# start of Records shown
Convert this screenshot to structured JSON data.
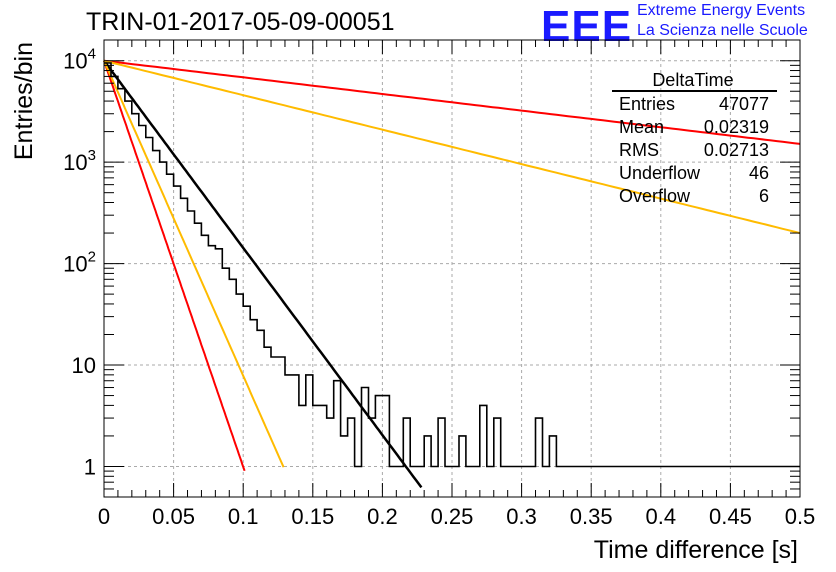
{
  "header": {
    "title": "TRIN-01-2017-05-09-00051",
    "logo_text": "EEE",
    "logo_line1": "Extreme Energy Events",
    "logo_line2": "La Scienza nelle Scuole"
  },
  "stats_box": {
    "name": "DeltaTime",
    "rows": [
      {
        "label": "Entries",
        "value": "47077"
      },
      {
        "label": "Mean",
        "value": "0.02319"
      },
      {
        "label": "RMS",
        "value": "0.02713"
      },
      {
        "label": "Underflow",
        "value": "46"
      },
      {
        "label": "Overflow",
        "value": "6"
      }
    ]
  },
  "chart_data": {
    "type": "line",
    "title": "TRIN-01-2017-05-09-00051",
    "xlabel": "Time difference [s]",
    "ylabel": "Entries/bin",
    "xlim": [
      0,
      0.5
    ],
    "ylim": [
      0.5,
      16000
    ],
    "yscale": "log",
    "grid": true,
    "x_ticks": [
      "0",
      "0.05",
      "0.1",
      "0.15",
      "0.2",
      "0.25",
      "0.3",
      "0.35",
      "0.4",
      "0.45",
      "0.5"
    ],
    "y_ticks": [
      {
        "value": 1,
        "label": "1"
      },
      {
        "value": 10,
        "label": "10"
      },
      {
        "value": 100,
        "label": "10",
        "exp": "2"
      },
      {
        "value": 1000,
        "label": "10",
        "exp": "3"
      },
      {
        "value": 10000,
        "label": "10",
        "exp": "4"
      }
    ],
    "histogram": {
      "color": "#000000",
      "bin_width": 0.005,
      "x_start": 0,
      "values": [
        9500,
        7000,
        5300,
        4000,
        3000,
        2300,
        1750,
        1300,
        1000,
        760,
        580,
        440,
        330,
        250,
        190,
        150,
        140,
        90,
        70,
        50,
        38,
        28,
        22,
        15,
        12,
        12,
        8,
        8,
        4,
        8,
        4,
        4,
        3,
        7,
        2,
        3,
        1,
        6,
        3,
        5,
        5,
        1,
        1,
        3,
        1,
        1,
        2,
        1,
        3,
        1,
        1,
        2,
        1,
        1,
        4,
        1,
        3,
        1,
        1,
        1,
        1,
        1,
        3,
        1,
        2,
        1,
        1,
        1,
        1,
        1,
        1,
        1,
        1,
        1,
        1,
        1,
        1,
        1,
        1,
        1,
        1,
        1,
        1,
        1,
        1,
        1,
        1,
        1,
        1,
        1,
        1,
        1,
        1,
        1,
        1,
        1,
        1,
        1,
        1,
        1
      ]
    },
    "series": [
      {
        "color": "#000000",
        "a": 10000,
        "tau": 0.02354,
        "x_range": [
          0,
          0.228
        ]
      },
      {
        "color": "#ff0000",
        "a": 10000,
        "tau": 0.01085,
        "x_range": [
          0,
          0.101
        ]
      },
      {
        "color": "#ffbb00",
        "a": 10000,
        "tau": 0.01398,
        "x_range": [
          0,
          0.129
        ]
      },
      {
        "color": "#ff0000",
        "a": 10000,
        "tau": 0.2648,
        "x_range": [
          0,
          0.5
        ]
      },
      {
        "color": "#ffbb00",
        "a": 10000,
        "tau": 0.1278,
        "x_range": [
          0,
          0.5
        ]
      }
    ]
  }
}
# end of Records shown
# [Written exercise]
Repeat the material above word for word and skip every image in it.

# [The result]
Convert this screenshot to structured JSON data.
{
  "header": {
    "title": "TRIN-01-2017-05-09-00051",
    "logo_text": "EEE",
    "logo_line1": "Extreme Energy Events",
    "logo_line2": "La Scienza nelle Scuole"
  },
  "stats_box": {
    "name": "DeltaTime",
    "rows": [
      {
        "label": "Entries",
        "value": "47077"
      },
      {
        "label": "Mean",
        "value": "0.02319"
      },
      {
        "label": "RMS",
        "value": "0.02713"
      },
      {
        "label": "Underflow",
        "value": "46"
      },
      {
        "label": "Overflow",
        "value": "6"
      }
    ]
  },
  "chart_data": {
    "type": "line",
    "title": "TRIN-01-2017-05-09-00051",
    "xlabel": "Time difference [s]",
    "ylabel": "Entries/bin",
    "xlim": [
      0,
      0.5
    ],
    "ylim": [
      0.5,
      16000
    ],
    "yscale": "log",
    "grid": true,
    "x_ticks": [
      "0",
      "0.05",
      "0.1",
      "0.15",
      "0.2",
      "0.25",
      "0.3",
      "0.35",
      "0.4",
      "0.45",
      "0.5"
    ],
    "y_ticks": [
      {
        "value": 1,
        "label": "1"
      },
      {
        "value": 10,
        "label": "10"
      },
      {
        "value": 100,
        "label": "10",
        "exp": "2"
      },
      {
        "value": 1000,
        "label": "10",
        "exp": "3"
      },
      {
        "value": 10000,
        "label": "10",
        "exp": "4"
      }
    ],
    "histogram": {
      "color": "#000000",
      "bin_width": 0.005,
      "x_start": 0,
      "values": [
        9500,
        7000,
        5300,
        4000,
        3000,
        2300,
        1750,
        1300,
        1000,
        760,
        580,
        440,
        330,
        250,
        190,
        150,
        140,
        90,
        70,
        50,
        38,
        28,
        22,
        15,
        12,
        12,
        8,
        8,
        4,
        8,
        4,
        4,
        3,
        7,
        2,
        3,
        1,
        6,
        3,
        5,
        5,
        1,
        1,
        3,
        1,
        1,
        2,
        1,
        3,
        1,
        1,
        2,
        1,
        1,
        4,
        1,
        3,
        1,
        1,
        1,
        1,
        1,
        3,
        1,
        2,
        1,
        1,
        1,
        1,
        1,
        1,
        1,
        1,
        1,
        1,
        1,
        1,
        1,
        1,
        1,
        1,
        1,
        1,
        1,
        1,
        1,
        1,
        1,
        1,
        1,
        1,
        1,
        1,
        1,
        1,
        1,
        1,
        1,
        1,
        1
      ]
    },
    "series": [
      {
        "color": "#000000",
        "a": 10000,
        "tau": 0.02354,
        "x_range": [
          0,
          0.228
        ]
      },
      {
        "color": "#ff0000",
        "a": 10000,
        "tau": 0.01085,
        "x_range": [
          0,
          0.101
        ]
      },
      {
        "color": "#ffbb00",
        "a": 10000,
        "tau": 0.01398,
        "x_range": [
          0,
          0.129
        ]
      },
      {
        "color": "#ff0000",
        "a": 10000,
        "tau": 0.2648,
        "x_range": [
          0,
          0.5
        ]
      },
      {
        "color": "#ffbb00",
        "a": 10000,
        "tau": 0.1278,
        "x_range": [
          0,
          0.5
        ]
      }
    ]
  }
}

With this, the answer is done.